* **Exercise objective**: Can you reproduce the data beneath, keeping every line exact?

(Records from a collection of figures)
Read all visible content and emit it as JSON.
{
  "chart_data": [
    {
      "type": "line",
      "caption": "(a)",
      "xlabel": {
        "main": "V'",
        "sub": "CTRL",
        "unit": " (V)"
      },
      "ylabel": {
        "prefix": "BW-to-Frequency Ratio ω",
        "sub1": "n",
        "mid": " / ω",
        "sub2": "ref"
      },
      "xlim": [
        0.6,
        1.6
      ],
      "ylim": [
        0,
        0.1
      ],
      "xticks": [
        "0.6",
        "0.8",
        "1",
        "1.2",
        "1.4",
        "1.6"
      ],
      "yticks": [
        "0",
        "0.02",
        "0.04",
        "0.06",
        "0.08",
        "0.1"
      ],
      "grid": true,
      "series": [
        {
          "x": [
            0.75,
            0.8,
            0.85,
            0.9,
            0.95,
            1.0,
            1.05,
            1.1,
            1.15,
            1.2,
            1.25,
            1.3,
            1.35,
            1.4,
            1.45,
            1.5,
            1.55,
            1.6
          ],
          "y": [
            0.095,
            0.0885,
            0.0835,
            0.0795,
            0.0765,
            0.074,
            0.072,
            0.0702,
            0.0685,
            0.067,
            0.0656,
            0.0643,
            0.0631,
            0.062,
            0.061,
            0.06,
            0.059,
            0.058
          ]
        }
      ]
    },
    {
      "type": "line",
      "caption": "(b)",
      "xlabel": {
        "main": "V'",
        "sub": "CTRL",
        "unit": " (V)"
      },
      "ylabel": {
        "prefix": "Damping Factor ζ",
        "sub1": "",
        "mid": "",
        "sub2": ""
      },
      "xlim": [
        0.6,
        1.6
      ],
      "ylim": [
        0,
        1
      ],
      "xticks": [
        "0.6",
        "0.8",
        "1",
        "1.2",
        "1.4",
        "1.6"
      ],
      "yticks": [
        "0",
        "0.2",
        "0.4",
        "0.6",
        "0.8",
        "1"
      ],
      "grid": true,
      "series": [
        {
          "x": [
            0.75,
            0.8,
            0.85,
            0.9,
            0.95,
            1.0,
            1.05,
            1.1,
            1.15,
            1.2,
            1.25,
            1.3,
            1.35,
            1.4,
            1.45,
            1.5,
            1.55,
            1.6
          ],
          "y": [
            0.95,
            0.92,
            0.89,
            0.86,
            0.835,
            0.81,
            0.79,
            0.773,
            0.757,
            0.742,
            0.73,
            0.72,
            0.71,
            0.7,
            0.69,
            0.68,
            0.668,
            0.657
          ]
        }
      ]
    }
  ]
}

* **The reply**:
Read all visible content and emit it as JSON.
{
  "chart_data": [
    {
      "type": "line",
      "caption": "(a)",
      "xlabel": {
        "main": "V'",
        "sub": "CTRL",
        "unit": " (V)"
      },
      "ylabel": {
        "prefix": "BW-to-Frequency Ratio ω",
        "sub1": "n",
        "mid": " / ω",
        "sub2": "ref"
      },
      "xlim": [
        0.6,
        1.6
      ],
      "ylim": [
        0,
        0.1
      ],
      "xticks": [
        "0.6",
        "0.8",
        "1",
        "1.2",
        "1.4",
        "1.6"
      ],
      "yticks": [
        "0",
        "0.02",
        "0.04",
        "0.06",
        "0.08",
        "0.1"
      ],
      "grid": true,
      "series": [
        {
          "x": [
            0.75,
            0.8,
            0.85,
            0.9,
            0.95,
            1.0,
            1.05,
            1.1,
            1.15,
            1.2,
            1.25,
            1.3,
            1.35,
            1.4,
            1.45,
            1.5,
            1.55,
            1.6
          ],
          "y": [
            0.095,
            0.0885,
            0.0835,
            0.0795,
            0.0765,
            0.074,
            0.072,
            0.0702,
            0.0685,
            0.067,
            0.0656,
            0.0643,
            0.0631,
            0.062,
            0.061,
            0.06,
            0.059,
            0.058
          ]
        }
      ]
    },
    {
      "type": "line",
      "caption": "(b)",
      "xlabel": {
        "main": "V'",
        "sub": "CTRL",
        "unit": " (V)"
      },
      "ylabel": {
        "prefix": "Damping Factor ζ",
        "sub1": "",
        "mid": "",
        "sub2": ""
      },
      "xlim": [
        0.6,
        1.6
      ],
      "ylim": [
        0,
        1
      ],
      "xticks": [
        "0.6",
        "0.8",
        "1",
        "1.2",
        "1.4",
        "1.6"
      ],
      "yticks": [
        "0",
        "0.2",
        "0.4",
        "0.6",
        "0.8",
        "1"
      ],
      "grid": true,
      "series": [
        {
          "x": [
            0.75,
            0.8,
            0.85,
            0.9,
            0.95,
            1.0,
            1.05,
            1.1,
            1.15,
            1.2,
            1.25,
            1.3,
            1.35,
            1.4,
            1.45,
            1.5,
            1.55,
            1.6
          ],
          "y": [
            0.95,
            0.92,
            0.89,
            0.86,
            0.835,
            0.81,
            0.79,
            0.773,
            0.757,
            0.742,
            0.73,
            0.72,
            0.71,
            0.7,
            0.69,
            0.68,
            0.668,
            0.657
          ]
        }
      ]
    }
  ]
}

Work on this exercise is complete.